Restate the listing below word for word, omitting any images.
|---|
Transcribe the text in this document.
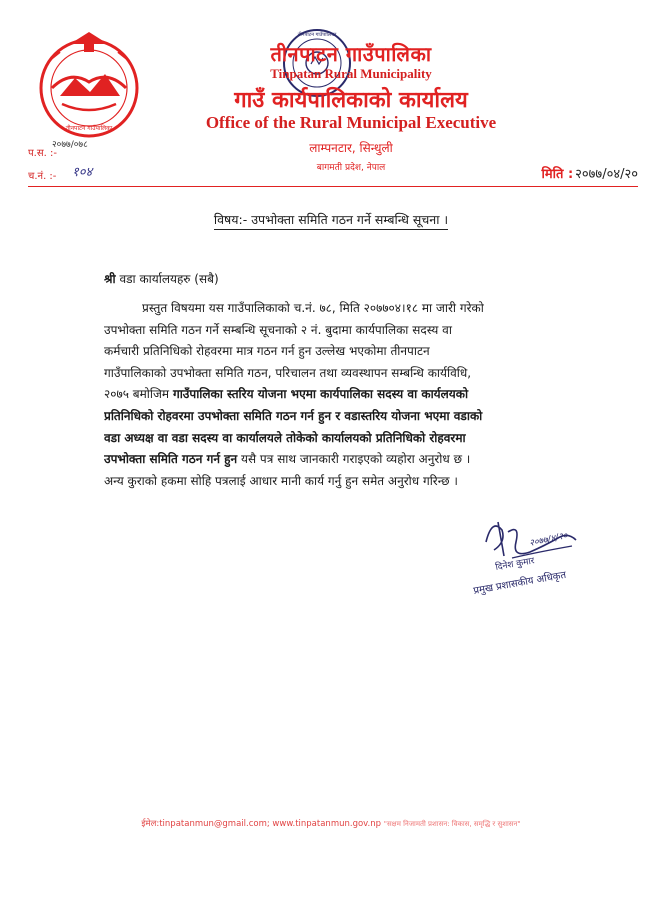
तीनपाटन गाउँपालिका
तीनपाटन गाउँपालिका
तीनपाटन गाउँपालिका
Tinpatan Rural Municipality
गाउँ कार्यपालिकाको कार्यालय
Office of the Rural Municipal Executive
लाम्पनटार, सिन्धुली
बागमती प्रदेश, नेपाल
प.स. :-
२०७७/०७८
च.नं. :- १०४	मिति : २०७७/०४/२०
विषय:- उपभोक्ता समिति गठन गर्ने सम्बन्धि सूचना ।
श्री वडा कार्यालयहरु (सबै)
प्रस्तुत विषयमा यस गाउँपालिकाको च.नं. ७८, मिति २०७७०४।१८ मा जारी गरेको
उपभोक्ता समिति गठन गर्ने सम्बन्धि सूचनाको २ नं. बुदामा कार्यपालिका सदस्य वा
कर्मचारी प्रतिनिधिको रोहवरमा मात्र गठन गर्न हुन उल्लेख भएकोमा तीनपाटन
गाउँपालिकाको उपभोक्ता समिति गठन, परिचालन तथा व्यवस्थापन सम्बन्धि कार्यविधि,
२०७५ बमोजिम गाउँपालिका स्तरिय योजना भएमा कार्यपालिका सदस्य वा कार्यलयको
प्रतिनिधिको रोहवरमा उपभोक्ता समिति गठन गर्न हुन र वडास्तरिय योजना भएमा वडाको
वडा अध्यक्ष वा वडा सदस्य वा कार्यालयले तोकेको कार्यालयको प्रतिनिधिको रोहवरमा
उपभोक्ता समिति गठन गर्न हुन यसै पत्र साथ जानकारी गराइएको व्यहोरा अनुरोध छ ।
अन्य कुराको हकमा सोहि पत्रलाई आधार मानी कार्य गर्नु हुन समेत अनुरोध गरिन्छ ।
२०७७/४/२०
दिनेश कुमार
प्रमुख प्रशासकीय अधिकृत
ईमेल:tinpatanmun@gmail.com; www.tinpatanmun.gov.np "सक्षम निजामती प्रशासन: विकास, समृद्धि र सुशासन"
|---|
● TASK ANSWER
Transcribe the text in this document.
तीनपाटन गाउँपालिका
तीनपाटन गाउँपालिका
तीनपाटन गाउँपालिका
Tinpatan Rural Municipality
गाउँ कार्यपालिकाको कार्यालय
Office of the Rural Municipal Executive
लाम्पनटार, सिन्धुली
बागमती प्रदेश, नेपाल
प.स. :-
२०७७/०७८
च.नं. :- १०४	मिति : २०७७/०४/२०
विषय:- उपभोक्ता समिति गठन गर्ने सम्बन्धि सूचना ।
श्री वडा कार्यालयहरु (सबै)
प्रस्तुत विषयमा यस गाउँपालिकाको च.नं. ७८, मिति २०७७०४।१८ मा जारी गरेको
उपभोक्ता समिति गठन गर्ने सम्बन्धि सूचनाको २ नं. बुदामा कार्यपालिका सदस्य वा
कर्मचारी प्रतिनिधिको रोहवरमा मात्र गठन गर्न हुन उल्लेख भएकोमा तीनपाटन
गाउँपालिकाको उपभोक्ता समिति गठन, परिचालन तथा व्यवस्थापन सम्बन्धि कार्यविधि,
२०७५ बमोजिम गाउँपालिका स्तरिय योजना भएमा कार्यपालिका सदस्य वा कार्यलयको
प्रतिनिधिको रोहवरमा उपभोक्ता समिति गठन गर्न हुन र वडास्तरिय योजना भएमा वडाको
वडा अध्यक्ष वा वडा सदस्य वा कार्यालयले तोकेको कार्यालयको प्रतिनिधिको रोहवरमा
उपभोक्ता समिति गठन गर्न हुन यसै पत्र साथ जानकारी गराइएको व्यहोरा अनुरोध छ ।
अन्य कुराको हकमा सोहि पत्रलाई आधार मानी कार्य गर्नु हुन समेत अनुरोध गरिन्छ ।
२०७७/४/२०
दिनेश कुमार
प्रमुख प्रशासकीय अधिकृत
ईमेल:tinpatanmun@gmail.com; www.tinpatanmun.gov.np "सक्षम निजामती प्रशासन: विकास, समृद्धि र सुशासन"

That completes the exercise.